Brief: Your answer should be an exact copy of every record.

Excerpted records:
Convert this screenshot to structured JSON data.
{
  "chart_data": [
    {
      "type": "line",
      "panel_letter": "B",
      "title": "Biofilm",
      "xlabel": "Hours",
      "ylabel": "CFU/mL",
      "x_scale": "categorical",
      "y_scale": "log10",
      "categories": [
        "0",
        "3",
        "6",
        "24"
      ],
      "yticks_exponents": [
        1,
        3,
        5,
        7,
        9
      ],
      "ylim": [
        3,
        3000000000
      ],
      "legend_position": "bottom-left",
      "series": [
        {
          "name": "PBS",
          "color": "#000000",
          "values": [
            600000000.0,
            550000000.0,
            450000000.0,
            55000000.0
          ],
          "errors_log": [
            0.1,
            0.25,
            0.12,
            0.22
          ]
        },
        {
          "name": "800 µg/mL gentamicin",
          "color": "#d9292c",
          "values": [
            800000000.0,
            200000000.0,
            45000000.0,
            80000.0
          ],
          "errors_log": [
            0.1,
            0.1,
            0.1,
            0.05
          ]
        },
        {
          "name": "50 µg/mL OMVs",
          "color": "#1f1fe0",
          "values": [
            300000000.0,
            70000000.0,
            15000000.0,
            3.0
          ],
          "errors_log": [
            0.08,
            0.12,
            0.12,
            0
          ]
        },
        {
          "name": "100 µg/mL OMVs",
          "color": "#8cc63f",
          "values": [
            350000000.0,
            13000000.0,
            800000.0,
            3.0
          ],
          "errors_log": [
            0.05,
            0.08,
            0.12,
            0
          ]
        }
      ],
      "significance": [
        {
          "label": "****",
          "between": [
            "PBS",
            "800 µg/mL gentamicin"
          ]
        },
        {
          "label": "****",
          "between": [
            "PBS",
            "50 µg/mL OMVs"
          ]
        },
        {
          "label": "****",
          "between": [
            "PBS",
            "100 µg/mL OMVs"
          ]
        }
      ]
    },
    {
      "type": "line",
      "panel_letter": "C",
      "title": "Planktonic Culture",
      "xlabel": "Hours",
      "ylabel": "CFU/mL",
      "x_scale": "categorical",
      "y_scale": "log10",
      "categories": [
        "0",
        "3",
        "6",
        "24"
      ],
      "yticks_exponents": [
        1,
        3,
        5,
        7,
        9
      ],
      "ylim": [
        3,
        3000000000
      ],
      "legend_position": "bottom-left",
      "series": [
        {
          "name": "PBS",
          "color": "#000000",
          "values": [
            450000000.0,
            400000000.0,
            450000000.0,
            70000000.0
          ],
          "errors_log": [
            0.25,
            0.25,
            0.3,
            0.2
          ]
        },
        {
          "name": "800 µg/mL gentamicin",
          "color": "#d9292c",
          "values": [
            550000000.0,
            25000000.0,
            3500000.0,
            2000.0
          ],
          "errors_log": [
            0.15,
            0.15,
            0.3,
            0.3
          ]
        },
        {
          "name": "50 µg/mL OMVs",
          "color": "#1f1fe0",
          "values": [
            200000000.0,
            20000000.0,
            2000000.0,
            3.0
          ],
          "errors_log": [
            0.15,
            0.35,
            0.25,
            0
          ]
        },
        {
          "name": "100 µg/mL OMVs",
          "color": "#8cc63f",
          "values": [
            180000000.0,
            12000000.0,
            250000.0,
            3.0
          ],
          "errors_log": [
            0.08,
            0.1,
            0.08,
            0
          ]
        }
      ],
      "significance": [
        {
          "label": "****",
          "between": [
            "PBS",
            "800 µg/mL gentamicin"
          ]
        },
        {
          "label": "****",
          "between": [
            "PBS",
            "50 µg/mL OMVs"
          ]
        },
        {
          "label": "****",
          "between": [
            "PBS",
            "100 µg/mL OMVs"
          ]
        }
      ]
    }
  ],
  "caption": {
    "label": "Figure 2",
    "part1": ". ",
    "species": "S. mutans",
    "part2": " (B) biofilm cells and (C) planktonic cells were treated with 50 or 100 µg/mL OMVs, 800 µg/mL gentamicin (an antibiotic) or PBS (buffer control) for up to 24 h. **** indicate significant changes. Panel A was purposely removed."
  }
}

Answer for the task:
Convert this screenshot to structured JSON data.
{
  "chart_data": [
    {
      "type": "line",
      "panel_letter": "B",
      "title": "Biofilm",
      "xlabel": "Hours",
      "ylabel": "CFU/mL",
      "x_scale": "categorical",
      "y_scale": "log10",
      "categories": [
        "0",
        "3",
        "6",
        "24"
      ],
      "yticks_exponents": [
        1,
        3,
        5,
        7,
        9
      ],
      "ylim": [
        3,
        3000000000
      ],
      "legend_position": "bottom-left",
      "series": [
        {
          "name": "PBS",
          "color": "#000000",
          "values": [
            600000000.0,
            550000000.0,
            450000000.0,
            55000000.0
          ],
          "errors_log": [
            0.1,
            0.25,
            0.12,
            0.22
          ]
        },
        {
          "name": "800 µg/mL gentamicin",
          "color": "#d9292c",
          "values": [
            800000000.0,
            200000000.0,
            45000000.0,
            80000.0
          ],
          "errors_log": [
            0.1,
            0.1,
            0.1,
            0.05
          ]
        },
        {
          "name": "50 µg/mL OMVs",
          "color": "#1f1fe0",
          "values": [
            300000000.0,
            70000000.0,
            15000000.0,
            3.0
          ],
          "errors_log": [
            0.08,
            0.12,
            0.12,
            0
          ]
        },
        {
          "name": "100 µg/mL OMVs",
          "color": "#8cc63f",
          "values": [
            350000000.0,
            13000000.0,
            800000.0,
            3.0
          ],
          "errors_log": [
            0.05,
            0.08,
            0.12,
            0
          ]
        }
      ],
      "significance": [
        {
          "label": "****",
          "between": [
            "PBS",
            "800 µg/mL gentamicin"
          ]
        },
        {
          "label": "****",
          "between": [
            "PBS",
            "50 µg/mL OMVs"
          ]
        },
        {
          "label": "****",
          "between": [
            "PBS",
            "100 µg/mL OMVs"
          ]
        }
      ]
    },
    {
      "type": "line",
      "panel_letter": "C",
      "title": "Planktonic Culture",
      "xlabel": "Hours",
      "ylabel": "CFU/mL",
      "x_scale": "categorical",
      "y_scale": "log10",
      "categories": [
        "0",
        "3",
        "6",
        "24"
      ],
      "yticks_exponents": [
        1,
        3,
        5,
        7,
        9
      ],
      "ylim": [
        3,
        3000000000
      ],
      "legend_position": "bottom-left",
      "series": [
        {
          "name": "PBS",
          "color": "#000000",
          "values": [
            450000000.0,
            400000000.0,
            450000000.0,
            70000000.0
          ],
          "errors_log": [
            0.25,
            0.25,
            0.3,
            0.2
          ]
        },
        {
          "name": "800 µg/mL gentamicin",
          "color": "#d9292c",
          "values": [
            550000000.0,
            25000000.0,
            3500000.0,
            2000.0
          ],
          "errors_log": [
            0.15,
            0.15,
            0.3,
            0.3
          ]
        },
        {
          "name": "50 µg/mL OMVs",
          "color": "#1f1fe0",
          "values": [
            200000000.0,
            20000000.0,
            2000000.0,
            3.0
          ],
          "errors_log": [
            0.15,
            0.35,
            0.25,
            0
          ]
        },
        {
          "name": "100 µg/mL OMVs",
          "color": "#8cc63f",
          "values": [
            180000000.0,
            12000000.0,
            250000.0,
            3.0
          ],
          "errors_log": [
            0.08,
            0.1,
            0.08,
            0
          ]
        }
      ],
      "significance": [
        {
          "label": "****",
          "between": [
            "PBS",
            "800 µg/mL gentamicin"
          ]
        },
        {
          "label": "****",
          "between": [
            "PBS",
            "50 µg/mL OMVs"
          ]
        },
        {
          "label": "****",
          "between": [
            "PBS",
            "100 µg/mL OMVs"
          ]
        }
      ]
    }
  ],
  "caption": {
    "label": "Figure 2",
    "part1": ". ",
    "species": "S. mutans",
    "part2": " (B) biofilm cells and (C) planktonic cells were treated with 50 or 100 µg/mL OMVs, 800 µg/mL gentamicin (an antibiotic) or PBS (buffer control) for up to 24 h. **** indicate significant changes. Panel A was purposely removed."
  }
}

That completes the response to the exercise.